Task statement: Give the number of lines in the listing below that include the word "text", with nothing more.

Records for the task:

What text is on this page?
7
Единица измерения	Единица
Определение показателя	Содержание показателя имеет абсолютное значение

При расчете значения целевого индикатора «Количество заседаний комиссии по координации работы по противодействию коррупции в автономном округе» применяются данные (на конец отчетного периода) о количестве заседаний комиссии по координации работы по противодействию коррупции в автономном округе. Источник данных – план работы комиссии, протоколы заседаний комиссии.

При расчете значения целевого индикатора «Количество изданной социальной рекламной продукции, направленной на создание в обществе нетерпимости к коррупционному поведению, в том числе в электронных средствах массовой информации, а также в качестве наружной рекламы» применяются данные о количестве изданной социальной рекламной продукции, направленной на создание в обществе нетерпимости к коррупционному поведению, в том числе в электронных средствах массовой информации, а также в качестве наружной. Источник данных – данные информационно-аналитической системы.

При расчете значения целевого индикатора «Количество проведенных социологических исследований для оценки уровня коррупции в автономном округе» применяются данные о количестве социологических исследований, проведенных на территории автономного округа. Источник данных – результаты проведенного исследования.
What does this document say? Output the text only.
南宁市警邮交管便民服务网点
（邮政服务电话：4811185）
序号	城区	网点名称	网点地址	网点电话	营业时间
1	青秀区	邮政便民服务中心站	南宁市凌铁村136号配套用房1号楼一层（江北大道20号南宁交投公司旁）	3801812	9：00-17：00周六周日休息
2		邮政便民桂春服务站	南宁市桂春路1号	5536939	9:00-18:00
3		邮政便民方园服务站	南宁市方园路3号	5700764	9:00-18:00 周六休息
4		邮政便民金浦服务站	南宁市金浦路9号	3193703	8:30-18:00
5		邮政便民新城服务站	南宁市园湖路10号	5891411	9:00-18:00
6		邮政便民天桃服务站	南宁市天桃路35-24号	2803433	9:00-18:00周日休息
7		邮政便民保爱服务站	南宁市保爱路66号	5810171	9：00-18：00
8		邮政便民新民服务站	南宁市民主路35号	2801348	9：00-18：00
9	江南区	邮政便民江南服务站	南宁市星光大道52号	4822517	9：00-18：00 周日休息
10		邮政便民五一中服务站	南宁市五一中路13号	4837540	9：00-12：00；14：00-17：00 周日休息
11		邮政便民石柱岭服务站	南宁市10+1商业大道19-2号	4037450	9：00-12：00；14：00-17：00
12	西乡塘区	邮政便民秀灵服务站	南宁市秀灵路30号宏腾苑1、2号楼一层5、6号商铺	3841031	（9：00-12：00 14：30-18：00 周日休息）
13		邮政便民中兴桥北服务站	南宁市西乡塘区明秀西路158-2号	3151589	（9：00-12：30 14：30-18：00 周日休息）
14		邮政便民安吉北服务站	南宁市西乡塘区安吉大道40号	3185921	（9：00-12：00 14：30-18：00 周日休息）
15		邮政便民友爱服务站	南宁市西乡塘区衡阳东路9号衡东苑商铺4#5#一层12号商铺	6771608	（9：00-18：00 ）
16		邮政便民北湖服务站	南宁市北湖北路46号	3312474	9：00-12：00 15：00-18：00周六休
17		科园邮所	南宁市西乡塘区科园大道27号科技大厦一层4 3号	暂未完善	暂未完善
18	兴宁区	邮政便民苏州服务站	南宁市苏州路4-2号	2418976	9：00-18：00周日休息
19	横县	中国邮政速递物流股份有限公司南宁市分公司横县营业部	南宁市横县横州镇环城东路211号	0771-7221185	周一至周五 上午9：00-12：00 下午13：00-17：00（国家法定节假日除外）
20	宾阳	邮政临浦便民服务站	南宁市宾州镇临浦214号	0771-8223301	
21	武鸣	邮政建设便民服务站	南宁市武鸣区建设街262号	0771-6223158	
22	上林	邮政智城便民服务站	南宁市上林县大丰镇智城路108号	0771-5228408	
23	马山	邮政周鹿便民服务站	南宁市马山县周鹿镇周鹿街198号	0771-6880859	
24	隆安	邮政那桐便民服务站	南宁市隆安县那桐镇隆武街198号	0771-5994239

Solution for this task: 2